PROBLEM TO SOLVE
Below is a listing. Gather each line of it that contains "title".

Excerpts from a figure dataset
= = = =

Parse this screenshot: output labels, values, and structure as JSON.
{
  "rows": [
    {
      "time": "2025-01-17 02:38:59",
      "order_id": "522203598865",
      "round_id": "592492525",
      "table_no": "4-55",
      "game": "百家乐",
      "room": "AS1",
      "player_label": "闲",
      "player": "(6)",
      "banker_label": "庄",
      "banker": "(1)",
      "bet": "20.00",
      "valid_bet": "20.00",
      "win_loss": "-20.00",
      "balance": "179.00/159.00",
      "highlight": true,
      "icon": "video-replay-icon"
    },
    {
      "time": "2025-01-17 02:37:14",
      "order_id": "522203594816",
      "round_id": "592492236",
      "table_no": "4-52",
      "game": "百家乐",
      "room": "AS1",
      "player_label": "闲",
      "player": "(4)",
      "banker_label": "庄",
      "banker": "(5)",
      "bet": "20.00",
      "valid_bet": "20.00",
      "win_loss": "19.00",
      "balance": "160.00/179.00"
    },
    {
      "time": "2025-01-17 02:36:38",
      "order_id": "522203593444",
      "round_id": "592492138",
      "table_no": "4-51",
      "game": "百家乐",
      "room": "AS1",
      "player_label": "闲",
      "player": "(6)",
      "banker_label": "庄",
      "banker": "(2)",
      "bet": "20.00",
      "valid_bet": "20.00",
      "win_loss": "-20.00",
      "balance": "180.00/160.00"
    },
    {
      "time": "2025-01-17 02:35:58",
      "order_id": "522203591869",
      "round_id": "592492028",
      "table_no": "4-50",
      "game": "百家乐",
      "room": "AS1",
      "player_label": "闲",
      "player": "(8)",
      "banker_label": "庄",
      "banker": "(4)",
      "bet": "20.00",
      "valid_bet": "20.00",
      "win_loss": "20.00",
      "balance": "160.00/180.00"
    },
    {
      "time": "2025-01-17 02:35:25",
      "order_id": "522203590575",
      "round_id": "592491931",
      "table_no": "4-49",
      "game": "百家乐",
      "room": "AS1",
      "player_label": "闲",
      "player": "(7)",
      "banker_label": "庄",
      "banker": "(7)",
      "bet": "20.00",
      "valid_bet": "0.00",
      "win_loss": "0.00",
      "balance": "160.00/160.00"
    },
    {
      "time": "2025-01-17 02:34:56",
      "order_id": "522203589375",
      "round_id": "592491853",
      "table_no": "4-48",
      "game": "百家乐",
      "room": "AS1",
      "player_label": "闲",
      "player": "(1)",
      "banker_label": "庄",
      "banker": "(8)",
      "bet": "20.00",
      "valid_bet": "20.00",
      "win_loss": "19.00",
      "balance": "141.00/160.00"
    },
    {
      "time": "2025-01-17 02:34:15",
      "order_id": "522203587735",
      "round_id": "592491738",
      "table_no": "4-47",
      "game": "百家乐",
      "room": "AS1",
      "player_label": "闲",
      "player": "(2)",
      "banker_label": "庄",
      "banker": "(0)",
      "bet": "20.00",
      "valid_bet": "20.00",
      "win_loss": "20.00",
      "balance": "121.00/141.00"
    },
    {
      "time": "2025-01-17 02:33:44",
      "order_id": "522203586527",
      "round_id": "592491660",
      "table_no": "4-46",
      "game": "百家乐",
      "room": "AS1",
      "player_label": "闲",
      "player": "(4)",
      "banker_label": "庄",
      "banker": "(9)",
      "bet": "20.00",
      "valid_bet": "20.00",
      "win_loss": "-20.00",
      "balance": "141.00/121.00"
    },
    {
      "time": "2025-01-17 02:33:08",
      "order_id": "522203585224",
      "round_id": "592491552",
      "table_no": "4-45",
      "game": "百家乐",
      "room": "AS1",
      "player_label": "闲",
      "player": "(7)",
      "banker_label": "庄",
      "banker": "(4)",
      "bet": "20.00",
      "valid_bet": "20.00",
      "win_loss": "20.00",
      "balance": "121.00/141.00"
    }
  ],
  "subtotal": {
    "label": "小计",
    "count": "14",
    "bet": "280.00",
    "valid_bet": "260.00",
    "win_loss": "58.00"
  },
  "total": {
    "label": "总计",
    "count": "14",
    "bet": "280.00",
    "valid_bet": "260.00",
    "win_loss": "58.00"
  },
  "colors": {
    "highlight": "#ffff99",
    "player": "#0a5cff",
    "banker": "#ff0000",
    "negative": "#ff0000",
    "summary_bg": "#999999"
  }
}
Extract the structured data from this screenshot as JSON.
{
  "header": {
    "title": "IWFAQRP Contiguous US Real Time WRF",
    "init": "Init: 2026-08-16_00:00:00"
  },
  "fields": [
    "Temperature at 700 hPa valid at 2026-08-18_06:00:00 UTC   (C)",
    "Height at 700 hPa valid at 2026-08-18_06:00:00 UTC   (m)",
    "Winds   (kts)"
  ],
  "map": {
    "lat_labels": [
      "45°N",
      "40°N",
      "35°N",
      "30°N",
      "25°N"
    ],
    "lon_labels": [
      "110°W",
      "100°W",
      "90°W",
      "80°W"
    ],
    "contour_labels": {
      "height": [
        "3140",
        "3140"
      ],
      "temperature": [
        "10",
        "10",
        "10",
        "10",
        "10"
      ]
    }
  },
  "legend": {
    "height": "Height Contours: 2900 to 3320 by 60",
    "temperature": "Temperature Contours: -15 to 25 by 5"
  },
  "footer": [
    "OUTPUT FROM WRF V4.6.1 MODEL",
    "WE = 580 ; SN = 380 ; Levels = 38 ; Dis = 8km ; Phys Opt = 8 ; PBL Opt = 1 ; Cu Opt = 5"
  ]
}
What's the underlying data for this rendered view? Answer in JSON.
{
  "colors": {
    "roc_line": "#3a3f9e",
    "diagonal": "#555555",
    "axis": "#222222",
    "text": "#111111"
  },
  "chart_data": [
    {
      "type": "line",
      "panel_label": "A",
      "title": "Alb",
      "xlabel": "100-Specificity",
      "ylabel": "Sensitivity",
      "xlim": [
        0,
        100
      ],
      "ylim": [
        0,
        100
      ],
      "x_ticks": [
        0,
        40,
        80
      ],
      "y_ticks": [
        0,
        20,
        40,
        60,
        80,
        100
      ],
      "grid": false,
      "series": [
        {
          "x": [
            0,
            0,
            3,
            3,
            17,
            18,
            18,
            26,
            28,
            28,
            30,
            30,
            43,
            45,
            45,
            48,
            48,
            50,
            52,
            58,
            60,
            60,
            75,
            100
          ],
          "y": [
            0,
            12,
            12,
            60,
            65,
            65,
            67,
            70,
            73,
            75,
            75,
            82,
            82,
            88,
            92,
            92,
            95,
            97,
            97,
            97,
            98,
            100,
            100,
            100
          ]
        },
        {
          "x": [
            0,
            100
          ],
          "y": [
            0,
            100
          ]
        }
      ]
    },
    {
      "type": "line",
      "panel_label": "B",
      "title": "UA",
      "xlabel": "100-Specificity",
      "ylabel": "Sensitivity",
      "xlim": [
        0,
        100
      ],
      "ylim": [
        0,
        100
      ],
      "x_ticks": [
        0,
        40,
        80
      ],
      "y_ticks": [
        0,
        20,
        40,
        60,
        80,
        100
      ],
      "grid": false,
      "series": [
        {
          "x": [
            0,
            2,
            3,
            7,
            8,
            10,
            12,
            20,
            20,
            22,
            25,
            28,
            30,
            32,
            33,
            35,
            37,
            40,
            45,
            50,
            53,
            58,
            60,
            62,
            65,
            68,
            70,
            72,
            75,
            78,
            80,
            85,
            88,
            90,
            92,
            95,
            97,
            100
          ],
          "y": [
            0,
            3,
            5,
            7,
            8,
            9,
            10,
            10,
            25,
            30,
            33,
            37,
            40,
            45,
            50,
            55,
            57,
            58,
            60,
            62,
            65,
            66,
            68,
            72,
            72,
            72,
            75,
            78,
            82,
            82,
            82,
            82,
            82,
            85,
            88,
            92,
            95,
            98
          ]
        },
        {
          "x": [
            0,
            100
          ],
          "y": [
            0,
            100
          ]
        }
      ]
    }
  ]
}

= = = =

COMPLETE OUTPUT
    "title": "IWFAQRP Contiguous US Real Time WRF",
      "title": "Alb",
      "title": "UA",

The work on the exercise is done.